__WORK INSTRUCTIONS__. Every entry that follows needs to be repeated exactly.
[START]
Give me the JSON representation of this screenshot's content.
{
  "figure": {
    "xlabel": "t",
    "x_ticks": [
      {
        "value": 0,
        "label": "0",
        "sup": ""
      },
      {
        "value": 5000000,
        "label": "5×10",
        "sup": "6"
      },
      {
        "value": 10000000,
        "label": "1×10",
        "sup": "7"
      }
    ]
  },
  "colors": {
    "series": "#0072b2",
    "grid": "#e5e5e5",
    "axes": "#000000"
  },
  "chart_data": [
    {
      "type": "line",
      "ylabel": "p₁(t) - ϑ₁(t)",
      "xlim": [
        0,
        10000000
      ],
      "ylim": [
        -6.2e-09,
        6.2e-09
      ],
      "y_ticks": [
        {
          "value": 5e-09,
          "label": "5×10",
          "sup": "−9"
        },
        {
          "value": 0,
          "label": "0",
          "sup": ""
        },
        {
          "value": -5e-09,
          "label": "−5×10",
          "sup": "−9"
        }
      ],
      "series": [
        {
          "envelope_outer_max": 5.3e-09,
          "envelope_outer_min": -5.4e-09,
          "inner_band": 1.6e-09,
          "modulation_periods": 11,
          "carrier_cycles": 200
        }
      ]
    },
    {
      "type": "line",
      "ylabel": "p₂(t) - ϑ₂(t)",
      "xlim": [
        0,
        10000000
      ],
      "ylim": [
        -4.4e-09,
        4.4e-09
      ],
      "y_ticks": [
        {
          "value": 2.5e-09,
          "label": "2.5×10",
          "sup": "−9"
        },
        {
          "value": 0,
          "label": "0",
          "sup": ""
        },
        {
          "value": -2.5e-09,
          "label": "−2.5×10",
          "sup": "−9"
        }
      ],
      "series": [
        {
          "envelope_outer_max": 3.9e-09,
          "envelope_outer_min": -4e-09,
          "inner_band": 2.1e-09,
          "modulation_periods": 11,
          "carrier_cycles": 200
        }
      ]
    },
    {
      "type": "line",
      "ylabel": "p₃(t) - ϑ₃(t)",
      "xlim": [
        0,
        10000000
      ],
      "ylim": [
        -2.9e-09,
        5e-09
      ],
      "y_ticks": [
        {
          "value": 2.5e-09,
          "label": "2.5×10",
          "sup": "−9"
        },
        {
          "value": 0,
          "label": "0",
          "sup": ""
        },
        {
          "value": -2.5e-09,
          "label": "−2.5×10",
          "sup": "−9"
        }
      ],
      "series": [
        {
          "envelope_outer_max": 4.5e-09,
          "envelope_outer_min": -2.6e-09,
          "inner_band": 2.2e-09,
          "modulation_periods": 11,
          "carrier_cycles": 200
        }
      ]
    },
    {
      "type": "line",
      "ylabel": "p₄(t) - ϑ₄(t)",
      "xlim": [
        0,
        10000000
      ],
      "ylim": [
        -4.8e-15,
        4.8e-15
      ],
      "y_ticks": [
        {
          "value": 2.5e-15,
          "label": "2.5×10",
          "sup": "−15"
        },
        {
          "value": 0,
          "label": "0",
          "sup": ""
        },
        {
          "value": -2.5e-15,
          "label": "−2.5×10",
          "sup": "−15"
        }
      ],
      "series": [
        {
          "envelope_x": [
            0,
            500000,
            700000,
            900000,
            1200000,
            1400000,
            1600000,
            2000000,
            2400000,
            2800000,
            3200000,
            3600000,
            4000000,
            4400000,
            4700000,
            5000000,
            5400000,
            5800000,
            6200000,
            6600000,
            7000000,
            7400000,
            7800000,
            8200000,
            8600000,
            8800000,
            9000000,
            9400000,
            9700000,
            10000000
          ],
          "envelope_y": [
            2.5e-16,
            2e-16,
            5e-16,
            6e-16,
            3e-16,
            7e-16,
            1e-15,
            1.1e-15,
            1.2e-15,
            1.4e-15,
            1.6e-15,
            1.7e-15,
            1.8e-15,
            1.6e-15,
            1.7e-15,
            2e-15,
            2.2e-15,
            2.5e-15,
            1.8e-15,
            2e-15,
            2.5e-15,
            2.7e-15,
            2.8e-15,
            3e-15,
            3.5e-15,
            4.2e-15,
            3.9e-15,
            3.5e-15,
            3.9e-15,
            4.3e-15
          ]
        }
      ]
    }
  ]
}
[END]
__PROBLEM SOLUTION__.
Give me the JSON representation of this screenshot's content.
{
  "figure": {
    "xlabel": "t",
    "x_ticks": [
      {
        "value": 0,
        "label": "0",
        "sup": ""
      },
      {
        "value": 5000000,
        "label": "5×10",
        "sup": "6"
      },
      {
        "value": 10000000,
        "label": "1×10",
        "sup": "7"
      }
    ]
  },
  "colors": {
    "series": "#0072b2",
    "grid": "#e5e5e5",
    "axes": "#000000"
  },
  "chart_data": [
    {
      "type": "line",
      "ylabel": "p₁(t) - ϑ₁(t)",
      "xlim": [
        0,
        10000000
      ],
      "ylim": [
        -6.2e-09,
        6.2e-09
      ],
      "y_ticks": [
        {
          "value": 5e-09,
          "label": "5×10",
          "sup": "−9"
        },
        {
          "value": 0,
          "label": "0",
          "sup": ""
        },
        {
          "value": -5e-09,
          "label": "−5×10",
          "sup": "−9"
        }
      ],
      "series": [
        {
          "envelope_outer_max": 5.3e-09,
          "envelope_outer_min": -5.4e-09,
          "inner_band": 1.6e-09,
          "modulation_periods": 11,
          "carrier_cycles": 200
        }
      ]
    },
    {
      "type": "line",
      "ylabel": "p₂(t) - ϑ₂(t)",
      "xlim": [
        0,
        10000000
      ],
      "ylim": [
        -4.4e-09,
        4.4e-09
      ],
      "y_ticks": [
        {
          "value": 2.5e-09,
          "label": "2.5×10",
          "sup": "−9"
        },
        {
          "value": 0,
          "label": "0",
          "sup": ""
        },
        {
          "value": -2.5e-09,
          "label": "−2.5×10",
          "sup": "−9"
        }
      ],
      "series": [
        {
          "envelope_outer_max": 3.9e-09,
          "envelope_outer_min": -4e-09,
          "inner_band": 2.1e-09,
          "modulation_periods": 11,
          "carrier_cycles": 200
        }
      ]
    },
    {
      "type": "line",
      "ylabel": "p₃(t) - ϑ₃(t)",
      "xlim": [
        0,
        10000000
      ],
      "ylim": [
        -2.9e-09,
        5e-09
      ],
      "y_ticks": [
        {
          "value": 2.5e-09,
          "label": "2.5×10",
          "sup": "−9"
        },
        {
          "value": 0,
          "label": "0",
          "sup": ""
        },
        {
          "value": -2.5e-09,
          "label": "−2.5×10",
          "sup": "−9"
        }
      ],
      "series": [
        {
          "envelope_outer_max": 4.5e-09,
          "envelope_outer_min": -2.6e-09,
          "inner_band": 2.2e-09,
          "modulation_periods": 11,
          "carrier_cycles": 200
        }
      ]
    },
    {
      "type": "line",
      "ylabel": "p₄(t) - ϑ₄(t)",
      "xlim": [
        0,
        10000000
      ],
      "ylim": [
        -4.8e-15,
        4.8e-15
      ],
      "y_ticks": [
        {
          "value": 2.5e-15,
          "label": "2.5×10",
          "sup": "−15"
        },
        {
          "value": 0,
          "label": "0",
          "sup": ""
        },
        {
          "value": -2.5e-15,
          "label": "−2.5×10",
          "sup": "−15"
        }
      ],
      "series": [
        {
          "envelope_x": [
            0,
            500000,
            700000,
            900000,
            1200000,
            1400000,
            1600000,
            2000000,
            2400000,
            2800000,
            3200000,
            3600000,
            4000000,
            4400000,
            4700000,
            5000000,
            5400000,
            5800000,
            6200000,
            6600000,
            7000000,
            7400000,
            7800000,
            8200000,
            8600000,
            8800000,
            9000000,
            9400000,
            9700000,
            10000000
          ],
          "envelope_y": [
            2.5e-16,
            2e-16,
            5e-16,
            6e-16,
            3e-16,
            7e-16,
            1e-15,
            1.1e-15,
            1.2e-15,
            1.4e-15,
            1.6e-15,
            1.7e-15,
            1.8e-15,
            1.6e-15,
            1.7e-15,
            2e-15,
            2.2e-15,
            2.5e-15,
            1.8e-15,
            2e-15,
            2.5e-15,
            2.7e-15,
            2.8e-15,
            3e-15,
            3.5e-15,
            4.2e-15,
            3.9e-15,
            3.5e-15,
            3.9e-15,
            4.3e-15
          ]
        }
      ]
    }
  ]
}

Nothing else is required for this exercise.